--- Exercise objective ---
Reproduce the rows unchanged, starting at the row that contains "point <box>629 231 639 242</box>" and ending at the row that contains "point <box>452 283 463 294</box>", with both of those rows included.

--- Data records ---
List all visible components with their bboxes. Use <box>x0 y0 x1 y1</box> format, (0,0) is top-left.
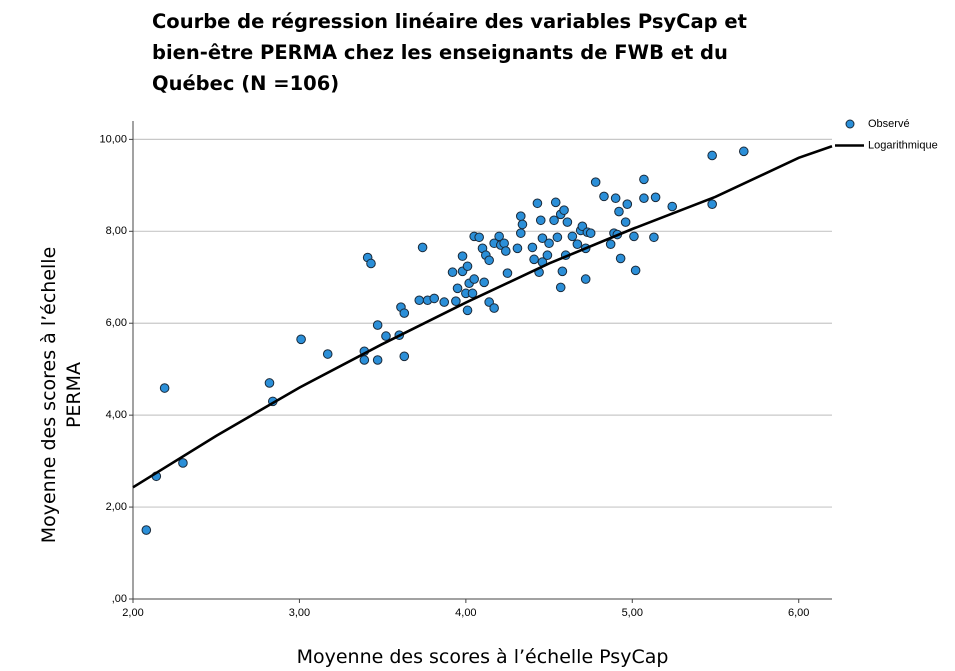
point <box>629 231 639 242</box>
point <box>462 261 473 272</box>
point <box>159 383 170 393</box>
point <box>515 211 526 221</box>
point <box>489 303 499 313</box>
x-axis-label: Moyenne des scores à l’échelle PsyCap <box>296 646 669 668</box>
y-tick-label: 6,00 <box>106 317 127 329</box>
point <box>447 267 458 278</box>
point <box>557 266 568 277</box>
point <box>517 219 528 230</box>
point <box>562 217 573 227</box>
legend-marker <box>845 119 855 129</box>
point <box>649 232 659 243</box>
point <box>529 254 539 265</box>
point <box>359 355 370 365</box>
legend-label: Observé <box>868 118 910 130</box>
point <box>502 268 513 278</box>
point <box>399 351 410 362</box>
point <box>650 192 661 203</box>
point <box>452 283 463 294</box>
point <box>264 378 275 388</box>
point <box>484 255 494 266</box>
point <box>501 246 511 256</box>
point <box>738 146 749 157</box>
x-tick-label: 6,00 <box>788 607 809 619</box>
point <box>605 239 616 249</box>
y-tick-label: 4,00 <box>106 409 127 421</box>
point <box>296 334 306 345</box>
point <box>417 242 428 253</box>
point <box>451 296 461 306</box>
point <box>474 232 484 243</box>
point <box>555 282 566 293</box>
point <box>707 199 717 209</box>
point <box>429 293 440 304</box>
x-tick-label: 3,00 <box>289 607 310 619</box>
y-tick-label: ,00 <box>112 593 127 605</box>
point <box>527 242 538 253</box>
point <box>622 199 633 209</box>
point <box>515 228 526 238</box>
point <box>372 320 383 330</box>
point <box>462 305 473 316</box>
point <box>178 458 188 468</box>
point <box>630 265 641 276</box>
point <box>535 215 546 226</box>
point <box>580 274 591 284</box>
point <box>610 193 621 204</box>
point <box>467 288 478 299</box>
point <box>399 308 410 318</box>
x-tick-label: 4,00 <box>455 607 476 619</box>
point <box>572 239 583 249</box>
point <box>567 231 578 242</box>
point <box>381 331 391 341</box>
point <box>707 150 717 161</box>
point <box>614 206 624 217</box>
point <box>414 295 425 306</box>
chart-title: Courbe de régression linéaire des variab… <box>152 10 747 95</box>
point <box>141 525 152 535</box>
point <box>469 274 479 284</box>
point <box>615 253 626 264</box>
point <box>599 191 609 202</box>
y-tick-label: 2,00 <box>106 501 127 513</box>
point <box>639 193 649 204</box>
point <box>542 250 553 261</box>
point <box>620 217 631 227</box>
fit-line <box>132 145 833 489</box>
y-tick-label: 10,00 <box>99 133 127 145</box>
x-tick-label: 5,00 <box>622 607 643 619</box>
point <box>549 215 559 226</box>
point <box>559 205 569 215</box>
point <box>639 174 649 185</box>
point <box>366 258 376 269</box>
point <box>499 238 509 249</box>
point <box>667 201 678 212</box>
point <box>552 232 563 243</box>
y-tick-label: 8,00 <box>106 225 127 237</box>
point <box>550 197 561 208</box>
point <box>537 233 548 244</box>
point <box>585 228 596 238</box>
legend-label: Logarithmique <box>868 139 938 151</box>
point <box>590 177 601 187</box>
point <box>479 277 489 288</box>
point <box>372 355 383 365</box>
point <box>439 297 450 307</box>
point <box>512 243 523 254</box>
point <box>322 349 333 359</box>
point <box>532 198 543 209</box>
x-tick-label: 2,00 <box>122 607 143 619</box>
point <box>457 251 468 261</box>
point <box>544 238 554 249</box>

==

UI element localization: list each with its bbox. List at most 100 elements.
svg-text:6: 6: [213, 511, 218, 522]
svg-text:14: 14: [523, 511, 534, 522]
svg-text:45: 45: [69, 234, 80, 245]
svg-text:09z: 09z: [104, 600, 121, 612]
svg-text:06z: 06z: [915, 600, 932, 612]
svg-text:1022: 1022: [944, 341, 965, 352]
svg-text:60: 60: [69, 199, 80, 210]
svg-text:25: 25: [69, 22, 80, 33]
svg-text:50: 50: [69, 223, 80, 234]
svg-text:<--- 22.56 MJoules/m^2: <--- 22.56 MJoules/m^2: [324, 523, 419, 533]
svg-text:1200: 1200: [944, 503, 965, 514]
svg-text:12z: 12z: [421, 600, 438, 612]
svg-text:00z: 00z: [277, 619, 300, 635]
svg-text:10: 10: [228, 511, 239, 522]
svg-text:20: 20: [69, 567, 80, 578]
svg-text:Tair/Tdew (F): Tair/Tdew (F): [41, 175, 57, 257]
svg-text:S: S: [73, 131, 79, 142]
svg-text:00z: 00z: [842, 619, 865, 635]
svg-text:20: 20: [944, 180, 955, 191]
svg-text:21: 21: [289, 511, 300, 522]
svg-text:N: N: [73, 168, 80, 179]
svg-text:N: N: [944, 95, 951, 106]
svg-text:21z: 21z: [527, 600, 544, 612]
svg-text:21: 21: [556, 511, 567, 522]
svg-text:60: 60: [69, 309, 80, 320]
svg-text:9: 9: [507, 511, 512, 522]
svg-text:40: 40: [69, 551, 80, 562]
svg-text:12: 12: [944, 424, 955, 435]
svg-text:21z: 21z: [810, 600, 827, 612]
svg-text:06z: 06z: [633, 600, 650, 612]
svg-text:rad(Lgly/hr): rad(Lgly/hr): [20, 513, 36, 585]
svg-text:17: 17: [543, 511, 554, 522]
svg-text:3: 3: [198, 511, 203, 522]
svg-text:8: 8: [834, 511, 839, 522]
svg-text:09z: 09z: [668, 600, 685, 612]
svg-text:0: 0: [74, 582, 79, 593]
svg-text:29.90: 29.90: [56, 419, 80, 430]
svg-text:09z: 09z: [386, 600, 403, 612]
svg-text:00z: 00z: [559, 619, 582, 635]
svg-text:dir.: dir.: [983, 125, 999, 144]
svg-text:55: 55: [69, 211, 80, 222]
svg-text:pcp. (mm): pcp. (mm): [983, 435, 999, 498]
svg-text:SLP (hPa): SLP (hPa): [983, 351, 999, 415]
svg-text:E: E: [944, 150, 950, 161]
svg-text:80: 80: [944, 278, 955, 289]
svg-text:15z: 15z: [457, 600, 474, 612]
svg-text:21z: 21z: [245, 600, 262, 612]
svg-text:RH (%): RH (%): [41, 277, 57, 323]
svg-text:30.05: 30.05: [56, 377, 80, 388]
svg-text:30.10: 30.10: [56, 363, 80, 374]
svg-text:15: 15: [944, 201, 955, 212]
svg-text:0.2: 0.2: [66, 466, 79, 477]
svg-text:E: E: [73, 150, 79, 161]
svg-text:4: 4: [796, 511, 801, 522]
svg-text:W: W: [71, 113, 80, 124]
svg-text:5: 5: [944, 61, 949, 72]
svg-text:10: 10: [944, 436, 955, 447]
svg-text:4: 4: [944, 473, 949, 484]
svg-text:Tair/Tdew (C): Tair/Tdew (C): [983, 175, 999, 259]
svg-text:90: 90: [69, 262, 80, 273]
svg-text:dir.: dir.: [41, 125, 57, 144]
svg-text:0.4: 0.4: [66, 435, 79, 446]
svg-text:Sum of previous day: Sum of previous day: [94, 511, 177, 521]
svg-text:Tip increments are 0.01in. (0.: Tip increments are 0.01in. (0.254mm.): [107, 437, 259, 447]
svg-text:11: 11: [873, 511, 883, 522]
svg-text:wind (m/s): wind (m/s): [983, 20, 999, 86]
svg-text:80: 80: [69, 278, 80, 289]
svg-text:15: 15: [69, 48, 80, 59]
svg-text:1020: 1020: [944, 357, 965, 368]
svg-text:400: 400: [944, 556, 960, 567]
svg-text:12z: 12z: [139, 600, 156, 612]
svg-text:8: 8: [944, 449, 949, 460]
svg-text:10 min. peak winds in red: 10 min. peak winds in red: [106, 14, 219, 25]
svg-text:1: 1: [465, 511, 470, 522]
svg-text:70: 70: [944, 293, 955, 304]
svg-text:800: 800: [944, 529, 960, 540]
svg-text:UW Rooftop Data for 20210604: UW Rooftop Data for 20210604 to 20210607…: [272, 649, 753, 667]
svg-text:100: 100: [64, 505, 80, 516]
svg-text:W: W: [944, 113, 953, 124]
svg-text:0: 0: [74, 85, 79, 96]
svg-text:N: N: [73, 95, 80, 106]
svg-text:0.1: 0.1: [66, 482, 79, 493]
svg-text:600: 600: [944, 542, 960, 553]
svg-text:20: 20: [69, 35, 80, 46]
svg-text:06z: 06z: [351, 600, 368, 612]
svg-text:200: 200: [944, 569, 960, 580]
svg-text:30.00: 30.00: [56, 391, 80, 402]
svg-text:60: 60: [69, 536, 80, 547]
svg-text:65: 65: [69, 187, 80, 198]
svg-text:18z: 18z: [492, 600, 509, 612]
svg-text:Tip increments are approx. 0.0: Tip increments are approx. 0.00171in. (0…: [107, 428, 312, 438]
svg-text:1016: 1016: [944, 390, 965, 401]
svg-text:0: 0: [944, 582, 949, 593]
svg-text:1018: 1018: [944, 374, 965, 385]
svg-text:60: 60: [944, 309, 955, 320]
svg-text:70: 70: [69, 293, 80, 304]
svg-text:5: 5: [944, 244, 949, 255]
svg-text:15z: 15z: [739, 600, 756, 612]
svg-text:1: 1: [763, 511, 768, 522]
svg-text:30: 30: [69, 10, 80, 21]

---

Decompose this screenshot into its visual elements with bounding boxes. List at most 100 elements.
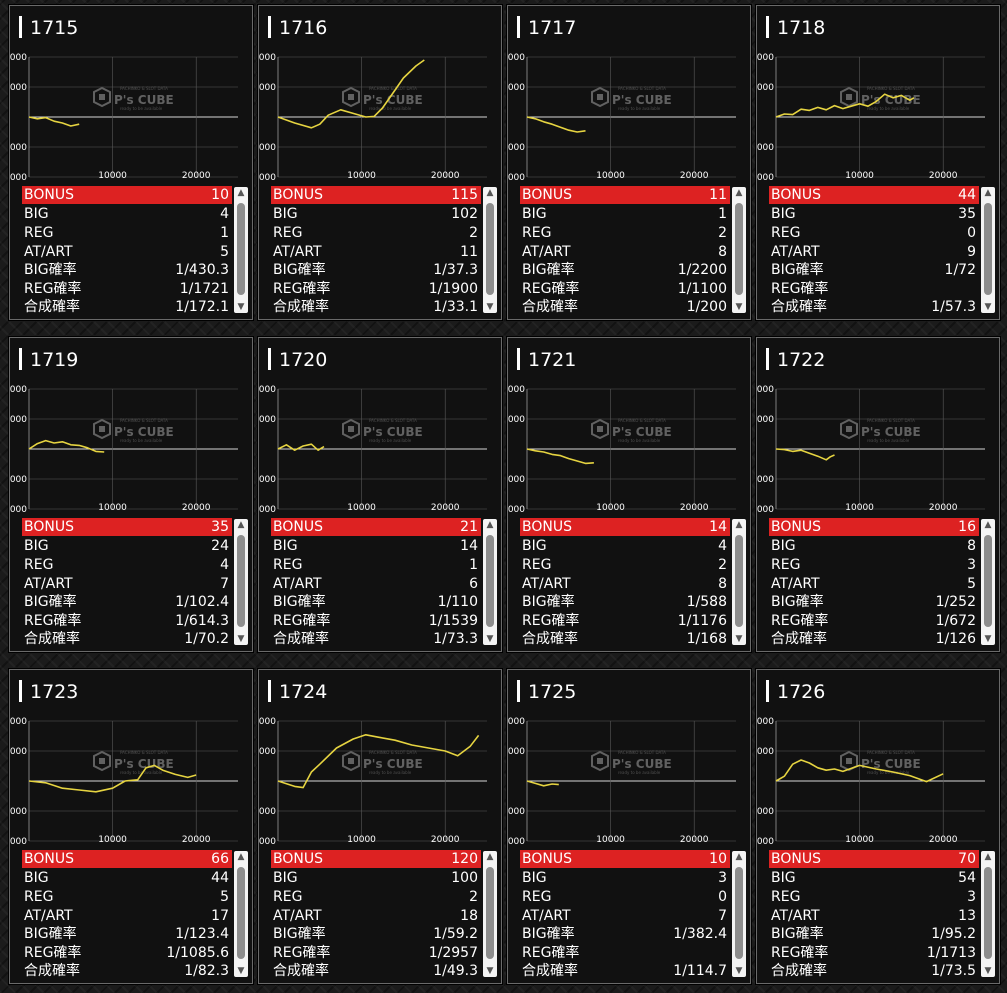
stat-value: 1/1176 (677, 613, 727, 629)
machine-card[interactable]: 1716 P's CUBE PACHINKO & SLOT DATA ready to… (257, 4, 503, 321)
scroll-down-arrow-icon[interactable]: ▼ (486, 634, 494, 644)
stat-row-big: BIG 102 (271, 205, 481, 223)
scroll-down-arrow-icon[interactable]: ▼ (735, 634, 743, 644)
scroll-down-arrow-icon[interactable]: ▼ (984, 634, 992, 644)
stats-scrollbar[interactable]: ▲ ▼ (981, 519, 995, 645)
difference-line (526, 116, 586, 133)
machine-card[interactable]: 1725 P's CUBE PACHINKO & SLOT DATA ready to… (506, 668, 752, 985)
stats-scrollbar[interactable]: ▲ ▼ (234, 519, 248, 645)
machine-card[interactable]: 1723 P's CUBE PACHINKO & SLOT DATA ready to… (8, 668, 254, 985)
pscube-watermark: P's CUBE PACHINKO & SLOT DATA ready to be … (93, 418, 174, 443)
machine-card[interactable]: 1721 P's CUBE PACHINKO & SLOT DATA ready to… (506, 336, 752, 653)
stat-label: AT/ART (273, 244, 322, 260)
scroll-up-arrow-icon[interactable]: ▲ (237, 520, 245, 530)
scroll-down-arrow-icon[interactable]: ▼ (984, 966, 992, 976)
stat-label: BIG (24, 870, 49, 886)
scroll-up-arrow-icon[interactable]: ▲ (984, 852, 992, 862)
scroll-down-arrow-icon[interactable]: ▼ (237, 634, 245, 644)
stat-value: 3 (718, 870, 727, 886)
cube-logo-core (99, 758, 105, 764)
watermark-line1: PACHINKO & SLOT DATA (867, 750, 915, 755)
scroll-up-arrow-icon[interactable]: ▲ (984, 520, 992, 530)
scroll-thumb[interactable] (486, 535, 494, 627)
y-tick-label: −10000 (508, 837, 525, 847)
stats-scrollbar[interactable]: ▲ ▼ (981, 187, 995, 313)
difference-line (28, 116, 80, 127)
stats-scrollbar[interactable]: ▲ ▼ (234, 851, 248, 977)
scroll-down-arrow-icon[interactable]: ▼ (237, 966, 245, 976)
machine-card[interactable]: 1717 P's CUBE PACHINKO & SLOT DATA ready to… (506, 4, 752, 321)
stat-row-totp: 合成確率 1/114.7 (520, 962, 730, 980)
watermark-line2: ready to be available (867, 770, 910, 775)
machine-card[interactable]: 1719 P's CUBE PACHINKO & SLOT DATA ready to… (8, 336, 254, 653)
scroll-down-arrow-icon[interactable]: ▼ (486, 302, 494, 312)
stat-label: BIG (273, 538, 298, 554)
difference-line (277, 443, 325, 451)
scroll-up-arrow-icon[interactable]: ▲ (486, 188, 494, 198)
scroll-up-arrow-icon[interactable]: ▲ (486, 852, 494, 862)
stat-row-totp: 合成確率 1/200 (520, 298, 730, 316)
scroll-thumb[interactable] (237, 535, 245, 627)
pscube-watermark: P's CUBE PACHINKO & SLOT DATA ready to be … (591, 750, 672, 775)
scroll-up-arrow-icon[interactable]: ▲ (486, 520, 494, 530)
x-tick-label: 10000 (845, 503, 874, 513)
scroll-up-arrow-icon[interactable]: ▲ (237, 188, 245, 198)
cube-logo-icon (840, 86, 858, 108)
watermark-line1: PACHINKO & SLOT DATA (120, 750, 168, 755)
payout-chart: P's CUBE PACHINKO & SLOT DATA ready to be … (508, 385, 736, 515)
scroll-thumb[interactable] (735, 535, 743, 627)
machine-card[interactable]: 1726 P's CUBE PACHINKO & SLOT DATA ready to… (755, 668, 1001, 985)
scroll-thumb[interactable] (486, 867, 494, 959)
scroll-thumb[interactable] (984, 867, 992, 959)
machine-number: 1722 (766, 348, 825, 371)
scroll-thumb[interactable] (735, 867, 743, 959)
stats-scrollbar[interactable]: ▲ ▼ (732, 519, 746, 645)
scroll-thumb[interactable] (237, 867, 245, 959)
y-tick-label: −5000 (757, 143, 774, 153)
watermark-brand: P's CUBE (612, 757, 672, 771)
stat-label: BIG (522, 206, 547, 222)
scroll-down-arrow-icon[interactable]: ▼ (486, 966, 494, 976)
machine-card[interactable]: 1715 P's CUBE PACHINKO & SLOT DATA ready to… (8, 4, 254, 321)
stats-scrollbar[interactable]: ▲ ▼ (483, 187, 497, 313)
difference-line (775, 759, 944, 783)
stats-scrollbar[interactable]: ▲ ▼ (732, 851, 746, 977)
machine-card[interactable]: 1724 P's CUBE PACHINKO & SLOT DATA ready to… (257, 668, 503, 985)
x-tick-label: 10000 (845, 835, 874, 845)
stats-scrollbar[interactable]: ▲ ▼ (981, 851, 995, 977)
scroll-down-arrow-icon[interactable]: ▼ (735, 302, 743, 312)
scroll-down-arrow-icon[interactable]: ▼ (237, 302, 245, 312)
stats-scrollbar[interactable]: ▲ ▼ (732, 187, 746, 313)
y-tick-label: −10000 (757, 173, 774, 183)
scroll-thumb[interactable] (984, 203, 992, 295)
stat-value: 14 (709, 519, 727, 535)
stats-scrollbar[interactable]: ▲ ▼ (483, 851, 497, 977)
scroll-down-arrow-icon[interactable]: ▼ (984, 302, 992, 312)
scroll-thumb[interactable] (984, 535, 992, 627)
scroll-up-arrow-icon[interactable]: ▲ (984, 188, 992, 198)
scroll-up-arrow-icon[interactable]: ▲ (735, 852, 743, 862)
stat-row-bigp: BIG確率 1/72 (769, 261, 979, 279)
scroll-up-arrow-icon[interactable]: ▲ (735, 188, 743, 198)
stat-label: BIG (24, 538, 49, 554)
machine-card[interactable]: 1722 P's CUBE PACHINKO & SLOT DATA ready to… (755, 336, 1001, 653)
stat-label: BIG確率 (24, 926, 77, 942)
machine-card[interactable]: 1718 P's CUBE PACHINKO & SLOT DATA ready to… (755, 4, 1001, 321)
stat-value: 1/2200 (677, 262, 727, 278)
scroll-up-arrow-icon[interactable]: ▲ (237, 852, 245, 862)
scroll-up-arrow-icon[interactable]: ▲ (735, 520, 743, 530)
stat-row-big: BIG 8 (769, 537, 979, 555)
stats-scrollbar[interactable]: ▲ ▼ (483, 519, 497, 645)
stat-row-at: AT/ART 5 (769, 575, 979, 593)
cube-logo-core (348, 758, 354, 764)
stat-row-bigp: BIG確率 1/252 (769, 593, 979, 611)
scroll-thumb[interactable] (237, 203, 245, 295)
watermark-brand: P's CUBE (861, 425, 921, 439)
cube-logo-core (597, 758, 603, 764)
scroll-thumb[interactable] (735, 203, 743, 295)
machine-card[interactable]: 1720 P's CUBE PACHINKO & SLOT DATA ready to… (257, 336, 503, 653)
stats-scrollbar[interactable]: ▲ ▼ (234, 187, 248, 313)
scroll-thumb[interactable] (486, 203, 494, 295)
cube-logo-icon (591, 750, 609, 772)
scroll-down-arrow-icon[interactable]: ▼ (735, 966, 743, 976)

--- The answer ---
point <box>629 231 639 242</box>
point <box>462 261 473 272</box>
point <box>159 383 170 393</box>
point <box>515 211 526 221</box>
point <box>489 303 499 313</box>
x-axis-label: Moyenne des scores à l’échelle PsyCap <box>296 646 669 668</box>
y-tick-label: 6,00 <box>106 317 127 329</box>
point <box>447 267 458 278</box>
point <box>557 266 568 277</box>
point <box>517 219 528 230</box>
point <box>562 217 573 227</box>
legend-marker <box>845 119 855 129</box>
point <box>649 232 659 243</box>
point <box>529 254 539 265</box>
point <box>359 355 370 365</box>
legend-label: Observé <box>868 118 910 130</box>
point <box>502 268 513 278</box>
point <box>399 351 410 362</box>
point <box>650 192 661 203</box>
point <box>452 283 463 294</box>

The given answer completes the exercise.